GOAL OF THE EXERCISE:
Retype every entry exactly, character for character.

_____

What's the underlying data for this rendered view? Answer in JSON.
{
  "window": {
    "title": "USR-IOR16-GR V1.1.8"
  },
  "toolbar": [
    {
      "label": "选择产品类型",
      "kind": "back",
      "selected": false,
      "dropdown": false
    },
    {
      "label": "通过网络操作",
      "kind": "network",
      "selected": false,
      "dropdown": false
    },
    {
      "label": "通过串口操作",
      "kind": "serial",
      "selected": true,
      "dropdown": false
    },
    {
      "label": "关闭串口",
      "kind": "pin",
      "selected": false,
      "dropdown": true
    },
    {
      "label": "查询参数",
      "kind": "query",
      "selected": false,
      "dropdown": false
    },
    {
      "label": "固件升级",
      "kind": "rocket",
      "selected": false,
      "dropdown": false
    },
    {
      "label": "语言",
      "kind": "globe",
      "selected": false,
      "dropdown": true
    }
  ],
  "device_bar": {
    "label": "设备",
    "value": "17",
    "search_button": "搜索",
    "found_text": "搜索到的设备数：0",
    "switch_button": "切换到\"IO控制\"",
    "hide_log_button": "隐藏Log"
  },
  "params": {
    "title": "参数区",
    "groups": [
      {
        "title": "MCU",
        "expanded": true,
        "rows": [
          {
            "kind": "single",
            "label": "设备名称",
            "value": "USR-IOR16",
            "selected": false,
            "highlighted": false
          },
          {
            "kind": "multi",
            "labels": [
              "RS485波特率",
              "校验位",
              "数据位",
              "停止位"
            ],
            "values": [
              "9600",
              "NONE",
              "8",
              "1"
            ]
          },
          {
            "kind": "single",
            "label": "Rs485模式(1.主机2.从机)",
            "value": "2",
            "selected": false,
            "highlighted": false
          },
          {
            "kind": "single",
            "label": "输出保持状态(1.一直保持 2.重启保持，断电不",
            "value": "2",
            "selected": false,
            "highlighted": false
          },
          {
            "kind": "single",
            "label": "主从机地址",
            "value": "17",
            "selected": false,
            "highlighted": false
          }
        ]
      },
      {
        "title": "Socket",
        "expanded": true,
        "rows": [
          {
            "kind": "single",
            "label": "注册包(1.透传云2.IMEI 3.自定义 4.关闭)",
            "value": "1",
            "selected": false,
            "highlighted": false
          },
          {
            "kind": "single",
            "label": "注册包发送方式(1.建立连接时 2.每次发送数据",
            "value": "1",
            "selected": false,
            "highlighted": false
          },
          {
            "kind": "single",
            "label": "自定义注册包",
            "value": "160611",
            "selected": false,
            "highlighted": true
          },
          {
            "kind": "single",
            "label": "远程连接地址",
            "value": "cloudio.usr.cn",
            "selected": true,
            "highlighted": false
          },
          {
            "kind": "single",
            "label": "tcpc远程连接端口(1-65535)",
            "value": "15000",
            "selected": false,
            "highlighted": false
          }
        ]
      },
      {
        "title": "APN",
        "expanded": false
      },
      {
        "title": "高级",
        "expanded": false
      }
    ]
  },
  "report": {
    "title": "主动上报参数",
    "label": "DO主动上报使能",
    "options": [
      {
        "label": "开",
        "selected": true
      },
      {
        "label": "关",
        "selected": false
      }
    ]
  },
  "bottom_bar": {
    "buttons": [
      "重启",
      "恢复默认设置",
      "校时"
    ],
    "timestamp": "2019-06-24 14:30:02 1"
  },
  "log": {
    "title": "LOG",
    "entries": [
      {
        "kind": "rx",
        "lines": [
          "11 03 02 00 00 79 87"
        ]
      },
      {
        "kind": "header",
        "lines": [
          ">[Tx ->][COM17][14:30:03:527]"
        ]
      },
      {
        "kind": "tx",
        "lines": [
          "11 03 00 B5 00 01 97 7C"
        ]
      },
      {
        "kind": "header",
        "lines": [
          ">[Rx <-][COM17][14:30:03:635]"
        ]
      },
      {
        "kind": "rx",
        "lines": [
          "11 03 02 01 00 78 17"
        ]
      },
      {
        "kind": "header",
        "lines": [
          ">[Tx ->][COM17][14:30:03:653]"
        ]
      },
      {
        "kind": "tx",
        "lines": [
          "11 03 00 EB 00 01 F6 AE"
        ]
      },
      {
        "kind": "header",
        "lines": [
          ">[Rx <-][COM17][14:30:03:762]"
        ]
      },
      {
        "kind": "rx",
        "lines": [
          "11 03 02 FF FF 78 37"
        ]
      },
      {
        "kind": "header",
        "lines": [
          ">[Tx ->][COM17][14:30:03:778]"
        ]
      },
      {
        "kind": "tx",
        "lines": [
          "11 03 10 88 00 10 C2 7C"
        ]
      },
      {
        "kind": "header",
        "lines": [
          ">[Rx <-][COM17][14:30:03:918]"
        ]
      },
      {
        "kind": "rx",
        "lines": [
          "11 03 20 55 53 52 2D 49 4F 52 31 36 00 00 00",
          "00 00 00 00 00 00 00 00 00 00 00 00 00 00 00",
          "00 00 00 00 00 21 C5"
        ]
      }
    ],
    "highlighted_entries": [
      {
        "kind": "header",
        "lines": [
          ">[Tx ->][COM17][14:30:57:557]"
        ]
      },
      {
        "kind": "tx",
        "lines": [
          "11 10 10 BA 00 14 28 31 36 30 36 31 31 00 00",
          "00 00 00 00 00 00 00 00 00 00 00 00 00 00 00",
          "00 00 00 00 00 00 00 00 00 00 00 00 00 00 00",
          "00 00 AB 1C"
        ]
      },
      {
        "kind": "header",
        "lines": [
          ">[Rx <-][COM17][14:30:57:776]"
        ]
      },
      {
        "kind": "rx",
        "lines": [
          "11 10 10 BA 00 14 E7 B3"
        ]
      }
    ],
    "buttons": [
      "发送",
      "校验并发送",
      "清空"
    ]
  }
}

_____

SOLUTION TO THIS TASK:
What's the underlying data for this rendered view? Answer in JSON.
{
  "window": {
    "title": "USR-IOR16-GR V1.1.8"
  },
  "toolbar": [
    {
      "label": "选择产品类型",
      "kind": "back",
      "selected": false,
      "dropdown": false
    },
    {
      "label": "通过网络操作",
      "kind": "network",
      "selected": false,
      "dropdown": false
    },
    {
      "label": "通过串口操作",
      "kind": "serial",
      "selected": true,
      "dropdown": false
    },
    {
      "label": "关闭串口",
      "kind": "pin",
      "selected": false,
      "dropdown": true
    },
    {
      "label": "查询参数",
      "kind": "query",
      "selected": false,
      "dropdown": false
    },
    {
      "label": "固件升级",
      "kind": "rocket",
      "selected": false,
      "dropdown": false
    },
    {
      "label": "语言",
      "kind": "globe",
      "selected": false,
      "dropdown": true
    }
  ],
  "device_bar": {
    "label": "设备",
    "value": "17",
    "search_button": "搜索",
    "found_text": "搜索到的设备数：0",
    "switch_button": "切换到\"IO控制\"",
    "hide_log_button": "隐藏Log"
  },
  "params": {
    "title": "参数区",
    "groups": [
      {
        "title": "MCU",
        "expanded": true,
        "rows": [
          {
            "kind": "single",
            "label": "设备名称",
            "value": "USR-IOR16",
            "selected": false,
            "highlighted": false
          },
          {
            "kind": "multi",
            "labels": [
              "RS485波特率",
              "校验位",
              "数据位",
              "停止位"
            ],
            "values": [
              "9600",
              "NONE",
              "8",
              "1"
            ]
          },
          {
            "kind": "single",
            "label": "Rs485模式(1.主机2.从机)",
            "value": "2",
            "selected": false,
            "highlighted": false
          },
          {
            "kind": "single",
            "label": "输出保持状态(1.一直保持 2.重启保持，断电不",
            "value": "2",
            "selected": false,
            "highlighted": false
          },
          {
            "kind": "single",
            "label": "主从机地址",
            "value": "17",
            "selected": false,
            "highlighted": false
          }
        ]
      },
      {
        "title": "Socket",
        "expanded": true,
        "rows": [
          {
            "kind": "single",
            "label": "注册包(1.透传云2.IMEI 3.自定义 4.关闭)",
            "value": "1",
            "selected": false,
            "highlighted": false
          },
          {
            "kind": "single",
            "label": "注册包发送方式(1.建立连接时 2.每次发送数据",
            "value": "1",
            "selected": false,
            "highlighted": false
          },
          {
            "kind": "single",
            "label": "自定义注册包",
            "value": "160611",
            "selected": false,
            "highlighted": true
          },
          {
            "kind": "single",
            "label": "远程连接地址",
            "value": "cloudio.usr.cn",
            "selected": true,
            "highlighted": false
          },
          {
            "kind": "single",
            "label": "tcpc远程连接端口(1-65535)",
            "value": "15000",
            "selected": false,
            "highlighted": false
          }
        ]
      },
      {
        "title": "APN",
        "expanded": false
      },
      {
        "title": "高级",
        "expanded": false
      }
    ]
  },
  "report": {
    "title": "主动上报参数",
    "label": "DO主动上报使能",
    "options": [
      {
        "label": "开",
        "selected": true
      },
      {
        "label": "关",
        "selected": false
      }
    ]
  },
  "bottom_bar": {
    "buttons": [
      "重启",
      "恢复默认设置",
      "校时"
    ],
    "timestamp": "2019-06-24 14:30:02 1"
  },
  "log": {
    "title": "LOG",
    "entries": [
      {
        "kind": "rx",
        "lines": [
          "11 03 02 00 00 79 87"
        ]
      },
      {
        "kind": "header",
        "lines": [
          ">[Tx ->][COM17][14:30:03:527]"
        ]
      },
      {
        "kind": "tx",
        "lines": [
          "11 03 00 B5 00 01 97 7C"
        ]
      },
      {
        "kind": "header",
        "lines": [
          ">[Rx <-][COM17][14:30:03:635]"
        ]
      },
      {
        "kind": "rx",
        "lines": [
          "11 03 02 01 00 78 17"
        ]
      },
      {
        "kind": "header",
        "lines": [
          ">[Tx ->][COM17][14:30:03:653]"
        ]
      },
      {
        "kind": "tx",
        "lines": [
          "11 03 00 EB 00 01 F6 AE"
        ]
      },
      {
        "kind": "header",
        "lines": [
          ">[Rx <-][COM17][14:30:03:762]"
        ]
      },
      {
        "kind": "rx",
        "lines": [
          "11 03 02 FF FF 78 37"
        ]
      },
      {
        "kind": "header",
        "lines": [
          ">[Tx ->][COM17][14:30:03:778]"
        ]
      },
      {
        "kind": "tx",
        "lines": [
          "11 03 10 88 00 10 C2 7C"
        ]
      },
      {
        "kind": "header",
        "lines": [
          ">[Rx <-][COM17][14:30:03:918]"
        ]
      },
      {
        "kind": "rx",
        "lines": [
          "11 03 20 55 53 52 2D 49 4F 52 31 36 00 00 00",
          "00 00 00 00 00 00 00 00 00 00 00 00 00 00 00",
          "00 00 00 00 00 21 C5"
        ]
      }
    ],
    "highlighted_entries": [
      {
        "kind": "header",
        "lines": [
          ">[Tx ->][COM17][14:30:57:557]"
        ]
      },
      {
        "kind": "tx",
        "lines": [
          "11 10 10 BA 00 14 28 31 36 30 36 31 31 00 00",
          "00 00 00 00 00 00 00 00 00 00 00 00 00 00 00",
          "00 00 00 00 00 00 00 00 00 00 00 00 00 00 00",
          "00 00 AB 1C"
        ]
      },
      {
        "kind": "header",
        "lines": [
          ">[Rx <-][COM17][14:30:57:776]"
        ]
      },
      {
        "kind": "rx",
        "lines": [
          "11 10 10 BA 00 14 E7 B3"
        ]
      }
    ],
    "buttons": [
      "发送",
      "校验并发送",
      "清空"
    ]
  }
}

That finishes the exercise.